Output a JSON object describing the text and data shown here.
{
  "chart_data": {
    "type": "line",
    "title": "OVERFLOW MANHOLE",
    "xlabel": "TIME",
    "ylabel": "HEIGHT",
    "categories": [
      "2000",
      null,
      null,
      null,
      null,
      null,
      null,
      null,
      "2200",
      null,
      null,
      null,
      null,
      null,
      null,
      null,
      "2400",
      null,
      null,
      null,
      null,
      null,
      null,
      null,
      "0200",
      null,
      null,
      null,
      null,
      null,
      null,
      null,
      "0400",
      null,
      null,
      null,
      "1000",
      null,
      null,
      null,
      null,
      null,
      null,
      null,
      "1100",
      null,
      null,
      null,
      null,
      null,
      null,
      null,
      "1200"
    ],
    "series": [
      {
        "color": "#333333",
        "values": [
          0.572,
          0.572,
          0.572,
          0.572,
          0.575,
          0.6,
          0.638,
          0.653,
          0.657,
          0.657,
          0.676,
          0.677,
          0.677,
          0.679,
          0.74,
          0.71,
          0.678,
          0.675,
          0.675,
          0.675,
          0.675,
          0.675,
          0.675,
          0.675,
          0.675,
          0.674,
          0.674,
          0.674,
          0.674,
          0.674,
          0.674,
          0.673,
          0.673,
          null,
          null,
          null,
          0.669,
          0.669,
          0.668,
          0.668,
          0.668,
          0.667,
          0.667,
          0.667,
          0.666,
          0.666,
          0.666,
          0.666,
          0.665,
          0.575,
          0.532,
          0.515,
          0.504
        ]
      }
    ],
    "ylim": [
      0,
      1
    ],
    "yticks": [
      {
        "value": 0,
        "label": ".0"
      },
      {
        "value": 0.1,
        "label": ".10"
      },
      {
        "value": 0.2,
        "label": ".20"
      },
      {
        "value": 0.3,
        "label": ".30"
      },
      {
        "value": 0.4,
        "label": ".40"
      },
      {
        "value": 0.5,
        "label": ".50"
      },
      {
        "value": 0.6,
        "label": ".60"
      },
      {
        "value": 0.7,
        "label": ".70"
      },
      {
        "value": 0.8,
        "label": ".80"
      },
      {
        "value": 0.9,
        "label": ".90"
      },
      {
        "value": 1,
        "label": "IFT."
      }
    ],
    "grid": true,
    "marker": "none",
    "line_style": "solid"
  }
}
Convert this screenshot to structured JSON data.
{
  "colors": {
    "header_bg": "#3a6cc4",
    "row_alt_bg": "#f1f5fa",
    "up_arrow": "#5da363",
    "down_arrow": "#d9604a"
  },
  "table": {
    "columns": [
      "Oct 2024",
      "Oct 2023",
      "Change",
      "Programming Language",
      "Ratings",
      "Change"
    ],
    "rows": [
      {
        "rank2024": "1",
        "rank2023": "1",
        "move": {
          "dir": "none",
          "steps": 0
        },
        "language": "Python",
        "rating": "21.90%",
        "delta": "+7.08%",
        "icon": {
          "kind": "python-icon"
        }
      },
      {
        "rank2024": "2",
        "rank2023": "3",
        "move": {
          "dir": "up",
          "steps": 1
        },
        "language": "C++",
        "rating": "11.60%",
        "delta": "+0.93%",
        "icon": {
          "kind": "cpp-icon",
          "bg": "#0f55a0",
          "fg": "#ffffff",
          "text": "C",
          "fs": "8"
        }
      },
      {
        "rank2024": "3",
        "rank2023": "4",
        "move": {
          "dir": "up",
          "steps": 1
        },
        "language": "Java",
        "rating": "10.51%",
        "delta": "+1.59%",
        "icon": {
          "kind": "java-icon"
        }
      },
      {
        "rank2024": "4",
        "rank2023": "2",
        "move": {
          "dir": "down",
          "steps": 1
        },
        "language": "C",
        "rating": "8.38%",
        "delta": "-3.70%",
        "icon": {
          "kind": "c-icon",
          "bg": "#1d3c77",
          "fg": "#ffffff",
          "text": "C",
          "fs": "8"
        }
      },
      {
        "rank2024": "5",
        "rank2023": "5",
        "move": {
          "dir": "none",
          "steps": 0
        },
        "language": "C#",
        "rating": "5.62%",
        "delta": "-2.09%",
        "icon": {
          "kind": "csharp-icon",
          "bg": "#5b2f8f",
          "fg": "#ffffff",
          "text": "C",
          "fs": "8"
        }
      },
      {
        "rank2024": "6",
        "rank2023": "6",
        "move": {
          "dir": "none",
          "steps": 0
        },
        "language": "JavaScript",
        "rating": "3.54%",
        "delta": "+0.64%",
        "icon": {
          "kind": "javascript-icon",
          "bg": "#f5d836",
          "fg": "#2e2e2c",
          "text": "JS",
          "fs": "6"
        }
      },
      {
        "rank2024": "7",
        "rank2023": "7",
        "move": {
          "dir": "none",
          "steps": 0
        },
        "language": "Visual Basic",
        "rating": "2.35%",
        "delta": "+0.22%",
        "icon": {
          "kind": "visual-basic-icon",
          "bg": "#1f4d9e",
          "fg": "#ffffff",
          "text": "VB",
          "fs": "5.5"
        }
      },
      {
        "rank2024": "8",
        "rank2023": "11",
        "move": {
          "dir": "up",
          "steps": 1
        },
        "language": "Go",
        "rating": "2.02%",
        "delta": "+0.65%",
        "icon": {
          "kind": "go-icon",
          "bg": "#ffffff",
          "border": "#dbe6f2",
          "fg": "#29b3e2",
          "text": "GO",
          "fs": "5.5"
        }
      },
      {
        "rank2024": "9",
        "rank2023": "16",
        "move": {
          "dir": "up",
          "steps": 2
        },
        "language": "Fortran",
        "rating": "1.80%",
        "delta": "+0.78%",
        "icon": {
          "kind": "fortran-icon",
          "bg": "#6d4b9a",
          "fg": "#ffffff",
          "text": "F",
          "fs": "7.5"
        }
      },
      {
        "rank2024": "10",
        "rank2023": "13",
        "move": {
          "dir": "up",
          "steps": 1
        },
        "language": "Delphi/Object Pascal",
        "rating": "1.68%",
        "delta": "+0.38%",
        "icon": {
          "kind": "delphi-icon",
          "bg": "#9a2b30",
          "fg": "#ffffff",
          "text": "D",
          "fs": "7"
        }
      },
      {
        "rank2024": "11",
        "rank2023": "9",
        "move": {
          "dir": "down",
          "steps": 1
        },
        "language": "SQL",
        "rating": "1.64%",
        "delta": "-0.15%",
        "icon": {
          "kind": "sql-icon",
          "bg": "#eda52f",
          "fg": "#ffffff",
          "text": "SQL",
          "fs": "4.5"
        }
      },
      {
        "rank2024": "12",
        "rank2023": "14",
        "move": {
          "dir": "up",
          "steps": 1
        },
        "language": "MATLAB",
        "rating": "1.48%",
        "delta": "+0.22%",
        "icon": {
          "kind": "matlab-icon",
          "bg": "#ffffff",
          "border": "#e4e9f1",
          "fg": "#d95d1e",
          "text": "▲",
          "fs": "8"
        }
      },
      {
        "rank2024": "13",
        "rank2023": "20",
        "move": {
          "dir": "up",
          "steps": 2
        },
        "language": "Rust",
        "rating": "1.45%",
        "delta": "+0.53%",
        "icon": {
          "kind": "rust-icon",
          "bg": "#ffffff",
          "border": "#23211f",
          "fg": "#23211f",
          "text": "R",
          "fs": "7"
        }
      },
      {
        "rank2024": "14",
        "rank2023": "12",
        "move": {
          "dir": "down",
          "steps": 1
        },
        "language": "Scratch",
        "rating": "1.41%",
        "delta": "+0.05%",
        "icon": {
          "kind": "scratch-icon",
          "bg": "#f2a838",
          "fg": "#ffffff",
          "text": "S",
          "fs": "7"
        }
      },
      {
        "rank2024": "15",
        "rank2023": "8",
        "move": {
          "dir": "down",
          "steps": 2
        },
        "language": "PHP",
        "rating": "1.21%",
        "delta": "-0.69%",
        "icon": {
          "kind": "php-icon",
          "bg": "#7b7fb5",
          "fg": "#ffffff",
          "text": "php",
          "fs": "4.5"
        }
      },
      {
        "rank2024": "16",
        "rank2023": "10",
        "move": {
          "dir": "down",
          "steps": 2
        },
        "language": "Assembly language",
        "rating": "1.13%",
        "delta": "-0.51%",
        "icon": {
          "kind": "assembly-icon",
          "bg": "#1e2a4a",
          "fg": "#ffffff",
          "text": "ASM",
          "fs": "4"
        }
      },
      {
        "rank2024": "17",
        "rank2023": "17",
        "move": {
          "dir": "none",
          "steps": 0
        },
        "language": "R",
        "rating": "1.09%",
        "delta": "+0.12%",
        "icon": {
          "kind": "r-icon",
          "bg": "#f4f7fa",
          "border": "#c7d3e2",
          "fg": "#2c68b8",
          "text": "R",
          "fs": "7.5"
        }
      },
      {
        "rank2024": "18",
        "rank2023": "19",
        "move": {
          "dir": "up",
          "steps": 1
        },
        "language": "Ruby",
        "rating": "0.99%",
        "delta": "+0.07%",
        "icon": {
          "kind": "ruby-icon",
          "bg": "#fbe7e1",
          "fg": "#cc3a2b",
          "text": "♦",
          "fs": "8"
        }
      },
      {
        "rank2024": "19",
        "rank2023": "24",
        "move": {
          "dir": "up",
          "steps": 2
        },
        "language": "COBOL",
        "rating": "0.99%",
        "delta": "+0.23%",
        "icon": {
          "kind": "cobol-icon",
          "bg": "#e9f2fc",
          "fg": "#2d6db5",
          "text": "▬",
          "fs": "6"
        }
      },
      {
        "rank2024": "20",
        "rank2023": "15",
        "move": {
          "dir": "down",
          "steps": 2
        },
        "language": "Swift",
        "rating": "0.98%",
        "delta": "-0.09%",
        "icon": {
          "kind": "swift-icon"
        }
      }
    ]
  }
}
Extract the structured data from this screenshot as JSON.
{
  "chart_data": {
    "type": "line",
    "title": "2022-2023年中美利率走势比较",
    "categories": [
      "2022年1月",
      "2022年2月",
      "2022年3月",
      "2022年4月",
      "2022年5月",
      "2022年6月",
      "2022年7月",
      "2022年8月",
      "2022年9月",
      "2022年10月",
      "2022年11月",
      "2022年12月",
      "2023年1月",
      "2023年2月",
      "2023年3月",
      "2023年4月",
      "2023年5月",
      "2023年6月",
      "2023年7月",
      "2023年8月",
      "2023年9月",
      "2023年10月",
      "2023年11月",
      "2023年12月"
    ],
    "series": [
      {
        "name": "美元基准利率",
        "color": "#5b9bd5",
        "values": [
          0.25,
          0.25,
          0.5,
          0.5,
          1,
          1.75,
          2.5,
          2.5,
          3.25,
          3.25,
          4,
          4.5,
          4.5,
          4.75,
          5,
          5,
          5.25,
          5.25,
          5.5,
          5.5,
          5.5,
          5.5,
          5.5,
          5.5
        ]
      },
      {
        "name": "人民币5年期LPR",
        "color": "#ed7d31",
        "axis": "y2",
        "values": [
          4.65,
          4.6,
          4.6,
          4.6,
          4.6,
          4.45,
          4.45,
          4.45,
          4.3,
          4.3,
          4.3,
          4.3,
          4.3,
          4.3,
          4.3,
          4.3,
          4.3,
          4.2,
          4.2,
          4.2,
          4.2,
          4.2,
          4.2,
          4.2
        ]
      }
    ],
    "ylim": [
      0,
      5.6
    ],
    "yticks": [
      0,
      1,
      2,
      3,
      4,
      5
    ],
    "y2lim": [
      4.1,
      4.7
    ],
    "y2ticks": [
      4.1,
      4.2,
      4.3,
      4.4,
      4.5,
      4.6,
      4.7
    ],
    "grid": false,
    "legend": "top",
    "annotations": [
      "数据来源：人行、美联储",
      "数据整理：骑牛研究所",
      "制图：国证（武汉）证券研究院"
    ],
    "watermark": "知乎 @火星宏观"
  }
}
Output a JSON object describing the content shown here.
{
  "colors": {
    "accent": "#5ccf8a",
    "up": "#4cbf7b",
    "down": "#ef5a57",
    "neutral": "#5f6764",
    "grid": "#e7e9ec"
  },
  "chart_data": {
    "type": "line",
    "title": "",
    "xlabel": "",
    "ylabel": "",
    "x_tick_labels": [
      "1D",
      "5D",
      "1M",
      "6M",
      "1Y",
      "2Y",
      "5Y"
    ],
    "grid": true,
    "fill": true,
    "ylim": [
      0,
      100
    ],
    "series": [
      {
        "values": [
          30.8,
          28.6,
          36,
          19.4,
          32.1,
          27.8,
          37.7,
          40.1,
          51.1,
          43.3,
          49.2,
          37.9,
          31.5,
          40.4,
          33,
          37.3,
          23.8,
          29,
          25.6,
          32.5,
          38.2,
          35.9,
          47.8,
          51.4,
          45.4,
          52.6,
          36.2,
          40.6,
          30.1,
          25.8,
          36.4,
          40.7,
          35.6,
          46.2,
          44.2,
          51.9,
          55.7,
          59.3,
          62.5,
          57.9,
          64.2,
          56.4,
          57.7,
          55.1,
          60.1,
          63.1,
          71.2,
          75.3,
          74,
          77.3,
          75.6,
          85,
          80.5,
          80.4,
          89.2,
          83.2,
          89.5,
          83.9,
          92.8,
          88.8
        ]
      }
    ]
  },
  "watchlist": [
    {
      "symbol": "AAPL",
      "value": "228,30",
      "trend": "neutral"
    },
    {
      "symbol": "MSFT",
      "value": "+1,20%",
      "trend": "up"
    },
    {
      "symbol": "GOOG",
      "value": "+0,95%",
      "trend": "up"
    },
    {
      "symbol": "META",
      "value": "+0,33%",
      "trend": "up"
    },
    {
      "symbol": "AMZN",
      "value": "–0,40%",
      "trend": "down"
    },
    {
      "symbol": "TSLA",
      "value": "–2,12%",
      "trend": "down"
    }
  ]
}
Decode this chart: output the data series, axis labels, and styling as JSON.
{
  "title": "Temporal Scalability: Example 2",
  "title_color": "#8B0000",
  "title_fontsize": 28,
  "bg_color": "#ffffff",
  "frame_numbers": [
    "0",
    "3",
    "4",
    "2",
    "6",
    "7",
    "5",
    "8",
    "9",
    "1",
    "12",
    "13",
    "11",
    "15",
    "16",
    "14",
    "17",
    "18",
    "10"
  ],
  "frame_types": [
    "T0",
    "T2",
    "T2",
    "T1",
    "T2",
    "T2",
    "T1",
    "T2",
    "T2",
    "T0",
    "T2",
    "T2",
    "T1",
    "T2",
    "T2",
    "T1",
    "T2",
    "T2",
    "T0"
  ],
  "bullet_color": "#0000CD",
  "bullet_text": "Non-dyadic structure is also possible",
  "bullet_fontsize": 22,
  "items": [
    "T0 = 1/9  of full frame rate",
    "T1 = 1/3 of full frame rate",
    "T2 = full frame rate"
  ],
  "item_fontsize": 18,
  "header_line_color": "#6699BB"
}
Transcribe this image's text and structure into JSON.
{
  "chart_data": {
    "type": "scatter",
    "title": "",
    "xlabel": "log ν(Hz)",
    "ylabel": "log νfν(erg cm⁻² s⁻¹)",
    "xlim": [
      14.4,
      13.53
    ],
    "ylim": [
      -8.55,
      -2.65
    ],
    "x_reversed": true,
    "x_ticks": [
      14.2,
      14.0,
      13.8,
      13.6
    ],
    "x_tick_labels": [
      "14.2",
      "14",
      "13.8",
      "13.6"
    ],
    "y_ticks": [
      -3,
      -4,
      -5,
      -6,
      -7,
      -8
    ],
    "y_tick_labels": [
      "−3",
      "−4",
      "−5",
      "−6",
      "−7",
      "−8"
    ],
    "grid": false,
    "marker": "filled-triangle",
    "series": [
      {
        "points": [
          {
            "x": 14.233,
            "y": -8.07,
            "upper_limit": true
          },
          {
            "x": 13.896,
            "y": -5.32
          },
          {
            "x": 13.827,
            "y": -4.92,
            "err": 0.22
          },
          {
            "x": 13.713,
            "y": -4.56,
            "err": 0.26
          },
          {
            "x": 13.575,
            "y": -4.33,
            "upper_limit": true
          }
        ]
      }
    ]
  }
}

> _GOAL OF THE EXERCISE_: Where a line of the records above holds the word "JSON", copy that line.

> _THE COMPLETED TASK_:
Output a JSON object describing the text and data shown here.
Convert this screenshot to structured JSON data.
Extract the structured data from this screenshot as JSON.
Output a JSON object describing the content shown here.
Decode this chart: output the data series, axis labels, and styling as JSON.
Transcribe this image's text and structure into JSON.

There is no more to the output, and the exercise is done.